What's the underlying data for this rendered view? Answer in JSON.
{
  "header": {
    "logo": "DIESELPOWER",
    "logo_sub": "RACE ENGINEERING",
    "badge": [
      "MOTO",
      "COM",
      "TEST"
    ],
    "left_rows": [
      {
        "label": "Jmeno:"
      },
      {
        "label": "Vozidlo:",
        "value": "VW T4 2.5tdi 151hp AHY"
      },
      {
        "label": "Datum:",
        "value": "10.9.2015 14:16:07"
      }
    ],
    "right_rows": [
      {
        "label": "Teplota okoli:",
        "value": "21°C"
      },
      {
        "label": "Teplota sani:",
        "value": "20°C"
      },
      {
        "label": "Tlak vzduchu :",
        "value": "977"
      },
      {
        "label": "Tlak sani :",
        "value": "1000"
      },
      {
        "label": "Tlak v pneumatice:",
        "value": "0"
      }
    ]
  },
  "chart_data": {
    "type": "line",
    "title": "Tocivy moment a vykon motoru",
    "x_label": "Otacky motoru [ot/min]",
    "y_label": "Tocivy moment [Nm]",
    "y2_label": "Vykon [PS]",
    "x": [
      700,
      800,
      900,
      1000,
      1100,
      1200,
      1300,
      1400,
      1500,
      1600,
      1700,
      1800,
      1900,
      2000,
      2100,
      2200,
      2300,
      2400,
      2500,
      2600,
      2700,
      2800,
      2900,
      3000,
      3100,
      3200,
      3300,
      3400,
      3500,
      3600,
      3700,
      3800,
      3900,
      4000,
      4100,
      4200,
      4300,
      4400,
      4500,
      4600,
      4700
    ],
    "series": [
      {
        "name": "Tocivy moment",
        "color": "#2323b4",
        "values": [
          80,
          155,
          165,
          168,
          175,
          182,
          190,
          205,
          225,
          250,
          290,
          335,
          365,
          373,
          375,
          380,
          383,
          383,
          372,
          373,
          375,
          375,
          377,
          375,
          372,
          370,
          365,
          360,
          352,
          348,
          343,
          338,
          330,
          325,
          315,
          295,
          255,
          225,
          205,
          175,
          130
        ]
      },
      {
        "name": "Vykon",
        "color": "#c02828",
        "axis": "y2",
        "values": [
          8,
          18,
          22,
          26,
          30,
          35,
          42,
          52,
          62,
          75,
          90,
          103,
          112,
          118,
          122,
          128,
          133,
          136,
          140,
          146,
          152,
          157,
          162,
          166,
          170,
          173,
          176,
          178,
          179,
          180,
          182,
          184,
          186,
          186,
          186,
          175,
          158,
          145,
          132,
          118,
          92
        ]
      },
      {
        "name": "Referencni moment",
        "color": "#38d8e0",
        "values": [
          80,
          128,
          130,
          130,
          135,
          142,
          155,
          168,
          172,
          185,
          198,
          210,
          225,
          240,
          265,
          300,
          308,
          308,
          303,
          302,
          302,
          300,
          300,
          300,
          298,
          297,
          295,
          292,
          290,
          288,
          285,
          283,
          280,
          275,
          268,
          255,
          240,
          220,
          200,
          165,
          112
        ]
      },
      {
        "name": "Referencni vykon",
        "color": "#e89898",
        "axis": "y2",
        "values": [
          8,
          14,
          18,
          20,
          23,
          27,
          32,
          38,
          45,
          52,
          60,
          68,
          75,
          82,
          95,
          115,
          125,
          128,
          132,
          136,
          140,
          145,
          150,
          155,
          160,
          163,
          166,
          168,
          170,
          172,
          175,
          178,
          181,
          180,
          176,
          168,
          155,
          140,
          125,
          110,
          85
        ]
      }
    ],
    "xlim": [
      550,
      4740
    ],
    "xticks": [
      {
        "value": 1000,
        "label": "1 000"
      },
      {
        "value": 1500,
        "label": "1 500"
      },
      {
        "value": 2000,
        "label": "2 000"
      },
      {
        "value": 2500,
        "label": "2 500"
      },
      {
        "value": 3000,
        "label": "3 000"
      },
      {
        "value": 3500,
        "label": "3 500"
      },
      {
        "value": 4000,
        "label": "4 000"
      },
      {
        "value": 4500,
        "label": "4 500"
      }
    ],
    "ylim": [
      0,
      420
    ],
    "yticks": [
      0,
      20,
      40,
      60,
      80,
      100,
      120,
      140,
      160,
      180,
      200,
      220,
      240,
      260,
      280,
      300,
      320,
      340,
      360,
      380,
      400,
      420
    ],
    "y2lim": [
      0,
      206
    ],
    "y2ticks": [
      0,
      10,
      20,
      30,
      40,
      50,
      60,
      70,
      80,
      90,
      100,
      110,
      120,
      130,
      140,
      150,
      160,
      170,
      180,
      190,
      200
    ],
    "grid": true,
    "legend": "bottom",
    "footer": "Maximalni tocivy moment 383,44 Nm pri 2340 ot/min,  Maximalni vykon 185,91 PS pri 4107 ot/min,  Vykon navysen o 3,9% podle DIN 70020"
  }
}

━━━━━━━━

→ AIM
Read through the data and copy every line where "Tlak" shows up.

→ PROBLEM SOLUTION
        "label": "Tlak vzduchu :",
        "label": "Tlak sani :",
        "label": "Tlak v pneumatice:",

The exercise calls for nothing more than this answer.